#### PROBLEM DESCRIPTION
Here are some records; copy every line that holds the word "commentators".

#### SOURCE DATA
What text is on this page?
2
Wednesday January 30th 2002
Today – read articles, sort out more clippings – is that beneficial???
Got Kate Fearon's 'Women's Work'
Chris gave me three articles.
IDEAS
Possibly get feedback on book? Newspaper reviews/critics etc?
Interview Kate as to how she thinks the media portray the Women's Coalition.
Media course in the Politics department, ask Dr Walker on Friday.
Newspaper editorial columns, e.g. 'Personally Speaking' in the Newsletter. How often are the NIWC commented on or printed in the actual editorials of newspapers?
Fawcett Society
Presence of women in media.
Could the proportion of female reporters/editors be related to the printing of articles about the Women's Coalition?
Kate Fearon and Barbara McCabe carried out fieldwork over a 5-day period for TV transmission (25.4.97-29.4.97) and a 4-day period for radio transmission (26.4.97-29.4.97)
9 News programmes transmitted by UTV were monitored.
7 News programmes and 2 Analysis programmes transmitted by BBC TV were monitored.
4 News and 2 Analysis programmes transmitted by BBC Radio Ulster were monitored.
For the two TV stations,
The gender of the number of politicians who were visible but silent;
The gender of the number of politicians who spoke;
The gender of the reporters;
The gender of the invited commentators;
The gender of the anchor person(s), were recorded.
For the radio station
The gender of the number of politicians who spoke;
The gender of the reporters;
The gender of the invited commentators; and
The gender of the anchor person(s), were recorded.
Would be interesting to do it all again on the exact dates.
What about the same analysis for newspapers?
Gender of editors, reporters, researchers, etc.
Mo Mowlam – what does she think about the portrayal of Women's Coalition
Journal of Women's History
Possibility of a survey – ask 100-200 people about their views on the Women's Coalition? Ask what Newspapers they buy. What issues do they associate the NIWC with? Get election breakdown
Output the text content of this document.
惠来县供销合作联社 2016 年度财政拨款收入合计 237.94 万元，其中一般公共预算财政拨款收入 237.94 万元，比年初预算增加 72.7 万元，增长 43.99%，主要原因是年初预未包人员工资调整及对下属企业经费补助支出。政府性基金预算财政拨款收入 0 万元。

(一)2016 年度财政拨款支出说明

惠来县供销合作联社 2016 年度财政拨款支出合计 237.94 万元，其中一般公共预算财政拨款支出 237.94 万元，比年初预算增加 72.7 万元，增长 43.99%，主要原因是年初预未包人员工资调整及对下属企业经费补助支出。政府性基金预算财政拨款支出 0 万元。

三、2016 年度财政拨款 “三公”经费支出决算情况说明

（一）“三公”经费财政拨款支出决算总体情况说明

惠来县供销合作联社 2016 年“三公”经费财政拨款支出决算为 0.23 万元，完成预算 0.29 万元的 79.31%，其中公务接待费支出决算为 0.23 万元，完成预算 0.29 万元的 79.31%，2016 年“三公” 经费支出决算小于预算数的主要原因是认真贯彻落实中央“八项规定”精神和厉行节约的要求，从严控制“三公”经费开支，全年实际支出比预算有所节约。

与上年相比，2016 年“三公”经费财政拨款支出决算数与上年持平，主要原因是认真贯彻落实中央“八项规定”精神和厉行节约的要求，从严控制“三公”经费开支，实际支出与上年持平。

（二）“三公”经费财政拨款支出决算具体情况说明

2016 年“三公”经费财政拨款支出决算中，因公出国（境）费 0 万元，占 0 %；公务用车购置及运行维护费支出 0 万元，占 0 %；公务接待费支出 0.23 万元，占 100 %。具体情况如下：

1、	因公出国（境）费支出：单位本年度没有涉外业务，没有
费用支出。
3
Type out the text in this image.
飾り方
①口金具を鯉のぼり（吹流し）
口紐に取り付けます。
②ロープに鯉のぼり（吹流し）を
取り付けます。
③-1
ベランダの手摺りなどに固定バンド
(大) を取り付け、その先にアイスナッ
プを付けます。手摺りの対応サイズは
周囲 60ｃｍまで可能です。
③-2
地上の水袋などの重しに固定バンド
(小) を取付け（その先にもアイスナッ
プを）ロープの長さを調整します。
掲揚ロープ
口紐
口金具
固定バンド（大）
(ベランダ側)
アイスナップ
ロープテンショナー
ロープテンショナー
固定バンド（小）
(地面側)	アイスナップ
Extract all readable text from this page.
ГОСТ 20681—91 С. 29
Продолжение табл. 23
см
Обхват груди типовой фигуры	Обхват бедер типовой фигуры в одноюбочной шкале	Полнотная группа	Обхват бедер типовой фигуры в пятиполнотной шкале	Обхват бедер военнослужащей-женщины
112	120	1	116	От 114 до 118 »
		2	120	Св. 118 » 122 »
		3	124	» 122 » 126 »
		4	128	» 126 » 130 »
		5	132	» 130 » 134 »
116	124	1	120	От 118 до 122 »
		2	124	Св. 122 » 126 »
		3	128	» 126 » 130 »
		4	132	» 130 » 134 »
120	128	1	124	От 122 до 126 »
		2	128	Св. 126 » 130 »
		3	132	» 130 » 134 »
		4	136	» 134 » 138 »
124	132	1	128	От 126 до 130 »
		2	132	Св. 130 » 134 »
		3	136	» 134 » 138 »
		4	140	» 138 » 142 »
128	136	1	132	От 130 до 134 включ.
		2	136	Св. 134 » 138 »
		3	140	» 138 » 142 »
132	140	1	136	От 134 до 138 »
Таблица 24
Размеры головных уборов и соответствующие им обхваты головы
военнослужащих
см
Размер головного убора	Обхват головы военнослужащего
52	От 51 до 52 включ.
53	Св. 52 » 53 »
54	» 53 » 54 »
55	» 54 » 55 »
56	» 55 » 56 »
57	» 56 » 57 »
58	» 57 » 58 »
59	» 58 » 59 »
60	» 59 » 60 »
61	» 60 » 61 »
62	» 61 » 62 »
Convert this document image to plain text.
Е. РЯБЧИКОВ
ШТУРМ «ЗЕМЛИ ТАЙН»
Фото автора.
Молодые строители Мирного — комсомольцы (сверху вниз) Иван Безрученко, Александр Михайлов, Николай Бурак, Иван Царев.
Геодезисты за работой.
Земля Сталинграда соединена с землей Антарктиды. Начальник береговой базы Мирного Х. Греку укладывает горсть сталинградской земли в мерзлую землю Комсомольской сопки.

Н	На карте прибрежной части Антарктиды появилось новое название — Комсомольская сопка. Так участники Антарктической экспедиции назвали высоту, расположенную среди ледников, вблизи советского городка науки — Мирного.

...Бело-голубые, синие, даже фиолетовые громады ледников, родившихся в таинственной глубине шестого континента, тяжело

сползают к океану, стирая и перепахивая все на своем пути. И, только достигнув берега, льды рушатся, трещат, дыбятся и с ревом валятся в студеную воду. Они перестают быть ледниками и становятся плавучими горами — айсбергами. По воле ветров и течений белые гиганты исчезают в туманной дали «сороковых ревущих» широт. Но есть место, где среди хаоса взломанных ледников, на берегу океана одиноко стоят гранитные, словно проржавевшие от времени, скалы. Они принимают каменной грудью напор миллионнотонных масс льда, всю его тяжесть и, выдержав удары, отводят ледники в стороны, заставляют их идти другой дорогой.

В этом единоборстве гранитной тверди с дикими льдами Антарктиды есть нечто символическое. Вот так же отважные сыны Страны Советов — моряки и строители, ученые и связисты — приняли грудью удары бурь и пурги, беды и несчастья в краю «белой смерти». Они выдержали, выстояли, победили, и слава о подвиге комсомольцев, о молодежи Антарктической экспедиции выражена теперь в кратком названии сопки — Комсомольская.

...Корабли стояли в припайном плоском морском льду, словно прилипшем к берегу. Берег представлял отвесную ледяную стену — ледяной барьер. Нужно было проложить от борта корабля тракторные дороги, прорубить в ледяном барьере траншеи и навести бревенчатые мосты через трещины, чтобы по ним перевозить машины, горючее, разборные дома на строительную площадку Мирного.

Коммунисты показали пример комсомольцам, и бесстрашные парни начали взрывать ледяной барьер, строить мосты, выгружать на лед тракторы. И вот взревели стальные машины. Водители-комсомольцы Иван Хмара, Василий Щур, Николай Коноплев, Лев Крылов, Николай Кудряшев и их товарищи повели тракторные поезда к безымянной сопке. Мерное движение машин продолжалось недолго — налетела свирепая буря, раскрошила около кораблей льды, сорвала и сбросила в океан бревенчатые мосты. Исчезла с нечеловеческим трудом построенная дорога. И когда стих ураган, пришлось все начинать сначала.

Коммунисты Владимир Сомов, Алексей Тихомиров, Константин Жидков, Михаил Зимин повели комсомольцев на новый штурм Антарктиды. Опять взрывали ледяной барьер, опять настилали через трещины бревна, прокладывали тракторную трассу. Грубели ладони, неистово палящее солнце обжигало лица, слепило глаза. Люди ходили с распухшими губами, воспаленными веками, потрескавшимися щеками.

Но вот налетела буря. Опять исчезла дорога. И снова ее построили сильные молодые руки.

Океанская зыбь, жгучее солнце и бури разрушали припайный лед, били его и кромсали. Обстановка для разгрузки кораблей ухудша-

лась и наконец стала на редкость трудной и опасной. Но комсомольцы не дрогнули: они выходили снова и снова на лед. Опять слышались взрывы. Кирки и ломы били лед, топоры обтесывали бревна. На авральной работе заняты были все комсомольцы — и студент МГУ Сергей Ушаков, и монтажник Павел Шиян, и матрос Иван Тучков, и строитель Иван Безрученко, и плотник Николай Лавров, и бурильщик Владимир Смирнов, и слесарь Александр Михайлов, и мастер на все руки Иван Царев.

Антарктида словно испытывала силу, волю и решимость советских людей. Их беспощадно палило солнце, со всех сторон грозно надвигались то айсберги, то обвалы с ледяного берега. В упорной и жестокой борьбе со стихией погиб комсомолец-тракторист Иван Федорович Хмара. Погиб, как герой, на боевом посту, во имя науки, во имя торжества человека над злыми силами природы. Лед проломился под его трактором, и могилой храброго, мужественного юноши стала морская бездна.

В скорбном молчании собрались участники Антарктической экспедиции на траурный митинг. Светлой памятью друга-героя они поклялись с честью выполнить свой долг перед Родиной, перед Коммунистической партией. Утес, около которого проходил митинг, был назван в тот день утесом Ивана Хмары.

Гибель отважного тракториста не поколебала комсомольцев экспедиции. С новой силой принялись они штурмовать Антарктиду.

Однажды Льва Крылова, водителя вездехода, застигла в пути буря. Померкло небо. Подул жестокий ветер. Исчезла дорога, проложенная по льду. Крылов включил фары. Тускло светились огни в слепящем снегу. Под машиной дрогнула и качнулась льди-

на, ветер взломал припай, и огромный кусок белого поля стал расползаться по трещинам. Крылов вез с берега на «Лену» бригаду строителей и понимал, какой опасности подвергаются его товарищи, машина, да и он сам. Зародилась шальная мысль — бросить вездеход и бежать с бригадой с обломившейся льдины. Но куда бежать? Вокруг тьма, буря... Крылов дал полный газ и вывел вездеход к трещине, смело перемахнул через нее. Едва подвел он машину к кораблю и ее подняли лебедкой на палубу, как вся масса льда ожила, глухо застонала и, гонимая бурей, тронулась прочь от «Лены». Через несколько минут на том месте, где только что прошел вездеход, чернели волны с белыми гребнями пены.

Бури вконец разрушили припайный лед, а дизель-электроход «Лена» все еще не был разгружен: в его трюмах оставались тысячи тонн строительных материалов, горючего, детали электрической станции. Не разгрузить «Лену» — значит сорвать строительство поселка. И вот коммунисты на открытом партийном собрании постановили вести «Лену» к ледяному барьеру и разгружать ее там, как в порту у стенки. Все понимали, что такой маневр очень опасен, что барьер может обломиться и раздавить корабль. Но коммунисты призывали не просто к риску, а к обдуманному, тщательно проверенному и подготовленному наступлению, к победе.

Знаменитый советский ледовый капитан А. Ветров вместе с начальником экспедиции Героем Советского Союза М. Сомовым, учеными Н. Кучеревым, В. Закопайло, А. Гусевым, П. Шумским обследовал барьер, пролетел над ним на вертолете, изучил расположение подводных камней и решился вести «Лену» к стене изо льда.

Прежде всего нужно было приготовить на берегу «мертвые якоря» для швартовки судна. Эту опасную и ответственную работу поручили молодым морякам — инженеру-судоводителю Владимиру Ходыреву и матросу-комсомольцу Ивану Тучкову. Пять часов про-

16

#### WRITTEN SOLUTION
The gender of the invited commentators;
The gender of the invited commentators; and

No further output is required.